■ **WORK TO BE COMPLETED**
Quote the whole listing word for word, please.

■ **DATA PROVIDED**

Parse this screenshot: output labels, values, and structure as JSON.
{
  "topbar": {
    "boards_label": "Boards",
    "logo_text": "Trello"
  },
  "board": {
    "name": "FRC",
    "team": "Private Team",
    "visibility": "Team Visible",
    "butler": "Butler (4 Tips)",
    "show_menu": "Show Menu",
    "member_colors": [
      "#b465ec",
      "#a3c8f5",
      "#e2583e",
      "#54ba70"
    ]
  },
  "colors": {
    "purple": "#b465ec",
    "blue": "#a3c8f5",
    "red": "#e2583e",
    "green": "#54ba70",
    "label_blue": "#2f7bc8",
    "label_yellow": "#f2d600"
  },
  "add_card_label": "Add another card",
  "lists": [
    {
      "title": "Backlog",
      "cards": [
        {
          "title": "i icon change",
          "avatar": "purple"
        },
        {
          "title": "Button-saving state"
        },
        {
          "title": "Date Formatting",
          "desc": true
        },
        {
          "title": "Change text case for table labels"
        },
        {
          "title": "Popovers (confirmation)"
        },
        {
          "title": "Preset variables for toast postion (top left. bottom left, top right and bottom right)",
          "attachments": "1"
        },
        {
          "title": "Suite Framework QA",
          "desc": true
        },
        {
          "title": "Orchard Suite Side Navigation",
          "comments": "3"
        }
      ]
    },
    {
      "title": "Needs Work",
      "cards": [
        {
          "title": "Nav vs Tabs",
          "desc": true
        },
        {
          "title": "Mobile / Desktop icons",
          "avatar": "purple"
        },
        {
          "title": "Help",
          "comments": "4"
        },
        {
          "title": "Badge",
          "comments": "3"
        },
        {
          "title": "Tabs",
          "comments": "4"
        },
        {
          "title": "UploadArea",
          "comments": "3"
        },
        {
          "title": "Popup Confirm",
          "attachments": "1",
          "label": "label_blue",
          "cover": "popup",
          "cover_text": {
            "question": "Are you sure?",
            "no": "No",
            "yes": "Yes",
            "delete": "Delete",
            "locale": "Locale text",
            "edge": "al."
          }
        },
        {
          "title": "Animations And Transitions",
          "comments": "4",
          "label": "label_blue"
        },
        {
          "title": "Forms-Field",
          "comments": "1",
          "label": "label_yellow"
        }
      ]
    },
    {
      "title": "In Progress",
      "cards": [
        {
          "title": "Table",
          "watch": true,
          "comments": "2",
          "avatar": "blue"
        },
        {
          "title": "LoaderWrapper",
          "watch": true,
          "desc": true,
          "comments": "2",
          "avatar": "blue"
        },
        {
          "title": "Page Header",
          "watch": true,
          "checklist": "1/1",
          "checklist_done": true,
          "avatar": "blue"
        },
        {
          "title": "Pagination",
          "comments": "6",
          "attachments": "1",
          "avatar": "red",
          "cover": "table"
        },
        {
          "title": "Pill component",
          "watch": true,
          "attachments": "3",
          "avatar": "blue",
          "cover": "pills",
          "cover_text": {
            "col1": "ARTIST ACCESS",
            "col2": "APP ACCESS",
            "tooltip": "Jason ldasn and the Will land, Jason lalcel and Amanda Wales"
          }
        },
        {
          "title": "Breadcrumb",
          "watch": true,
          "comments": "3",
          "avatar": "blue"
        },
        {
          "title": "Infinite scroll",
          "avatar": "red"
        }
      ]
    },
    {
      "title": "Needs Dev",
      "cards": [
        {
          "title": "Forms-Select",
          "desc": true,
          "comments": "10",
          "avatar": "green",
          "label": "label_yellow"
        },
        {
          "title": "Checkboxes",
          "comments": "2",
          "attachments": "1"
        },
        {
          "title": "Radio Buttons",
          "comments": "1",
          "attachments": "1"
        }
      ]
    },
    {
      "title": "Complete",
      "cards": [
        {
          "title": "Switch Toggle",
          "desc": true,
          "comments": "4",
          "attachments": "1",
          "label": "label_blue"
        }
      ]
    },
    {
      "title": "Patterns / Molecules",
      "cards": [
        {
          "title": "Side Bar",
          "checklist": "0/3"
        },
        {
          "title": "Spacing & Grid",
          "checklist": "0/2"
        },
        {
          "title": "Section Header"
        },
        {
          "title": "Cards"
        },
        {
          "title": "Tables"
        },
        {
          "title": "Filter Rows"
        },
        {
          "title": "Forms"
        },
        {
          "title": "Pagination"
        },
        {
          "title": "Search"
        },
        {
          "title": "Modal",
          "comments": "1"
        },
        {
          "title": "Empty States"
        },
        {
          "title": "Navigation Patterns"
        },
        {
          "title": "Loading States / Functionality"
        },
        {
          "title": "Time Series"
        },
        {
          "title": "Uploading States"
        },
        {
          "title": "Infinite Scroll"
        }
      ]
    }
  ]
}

■ **WRITTEN REPLY**
Parse this screenshot: output labels, values, and structure as JSON.
{
  "topbar": {
    "boards_label": "Boards",
    "logo_text": "Trello"
  },
  "board": {
    "name": "FRC",
    "team": "Private Team",
    "visibility": "Team Visible",
    "butler": "Butler (4 Tips)",
    "show_menu": "Show Menu",
    "member_colors": [
      "#b465ec",
      "#a3c8f5",
      "#e2583e",
      "#54ba70"
    ]
  },
  "colors": {
    "purple": "#b465ec",
    "blue": "#a3c8f5",
    "red": "#e2583e",
    "green": "#54ba70",
    "label_blue": "#2f7bc8",
    "label_yellow": "#f2d600"
  },
  "add_card_label": "Add another card",
  "lists": [
    {
      "title": "Backlog",
      "cards": [
        {
          "title": "i icon change",
          "avatar": "purple"
        },
        {
          "title": "Button-saving state"
        },
        {
          "title": "Date Formatting",
          "desc": true
        },
        {
          "title": "Change text case for table labels"
        },
        {
          "title": "Popovers (confirmation)"
        },
        {
          "title": "Preset variables for toast postion (top left. bottom left, top right and bottom right)",
          "attachments": "1"
        },
        {
          "title": "Suite Framework QA",
          "desc": true
        },
        {
          "title": "Orchard Suite Side Navigation",
          "comments": "3"
        }
      ]
    },
    {
      "title": "Needs Work",
      "cards": [
        {
          "title": "Nav vs Tabs",
          "desc": true
        },
        {
          "title": "Mobile / Desktop icons",
          "avatar": "purple"
        },
        {
          "title": "Help",
          "comments": "4"
        },
        {
          "title": "Badge",
          "comments": "3"
        },
        {
          "title": "Tabs",
          "comments": "4"
        },
        {
          "title": "UploadArea",
          "comments": "3"
        },
        {
          "title": "Popup Confirm",
          "attachments": "1",
          "label": "label_blue",
          "cover": "popup",
          "cover_text": {
            "question": "Are you sure?",
            "no": "No",
            "yes": "Yes",
            "delete": "Delete",
            "locale": "Locale text",
            "edge": "al."
          }
        },
        {
          "title": "Animations And Transitions",
          "comments": "4",
          "label": "label_blue"
        },
        {
          "title": "Forms-Field",
          "comments": "1",
          "label": "label_yellow"
        }
      ]
    },
    {
      "title": "In Progress",
      "cards": [
        {
          "title": "Table",
          "watch": true,
          "comments": "2",
          "avatar": "blue"
        },
        {
          "title": "LoaderWrapper",
          "watch": true,
          "desc": true,
          "comments": "2",
          "avatar": "blue"
        },
        {
          "title": "Page Header",
          "watch": true,
          "checklist": "1/1",
          "checklist_done": true,
          "avatar": "blue"
        },
        {
          "title": "Pagination",
          "comments": "6",
          "attachments": "1",
          "avatar": "red",
          "cover": "table"
        },
        {
          "title": "Pill component",
          "watch": true,
          "attachments": "3",
          "avatar": "blue",
          "cover": "pills",
          "cover_text": {
            "col1": "ARTIST ACCESS",
            "col2": "APP ACCESS",
            "tooltip": "Jason ldasn and the Will land, Jason lalcel and Amanda Wales"
          }
        },
        {
          "title": "Breadcrumb",
          "watch": true,
          "comments": "3",
          "avatar": "blue"
        },
        {
          "title": "Infinite scroll",
          "avatar": "red"
        }
      ]
    },
    {
      "title": "Needs Dev",
      "cards": [
        {
          "title": "Forms-Select",
          "desc": true,
          "comments": "10",
          "avatar": "green",
          "label": "label_yellow"
        },
        {
          "title": "Checkboxes",
          "comments": "2",
          "attachments": "1"
        },
        {
          "title": "Radio Buttons",
          "comments": "1",
          "attachments": "1"
        }
      ]
    },
    {
      "title": "Complete",
      "cards": [
        {
          "title": "Switch Toggle",
          "desc": true,
          "comments": "4",
          "attachments": "1",
          "label": "label_blue"
        }
      ]
    },
    {
      "title": "Patterns / Molecules",
      "cards": [
        {
          "title": "Side Bar",
          "checklist": "0/3"
        },
        {
          "title": "Spacing & Grid",
          "checklist": "0/2"
        },
        {
          "title": "Section Header"
        },
        {
          "title": "Cards"
        },
        {
          "title": "Tables"
        },
        {
          "title": "Filter Rows"
        },
        {
          "title": "Forms"
        },
        {
          "title": "Pagination"
        },
        {
          "title": "Search"
        },
        {
          "title": "Modal",
          "comments": "1"
        },
        {
          "title": "Empty States"
        },
        {
          "title": "Navigation Patterns"
        },
        {
          "title": "Loading States / Functionality"
        },
        {
          "title": "Time Series"
        },
        {
          "title": "Uploading States"
        },
        {
          "title": "Infinite Scroll"
        }
      ]
    }
  ]
}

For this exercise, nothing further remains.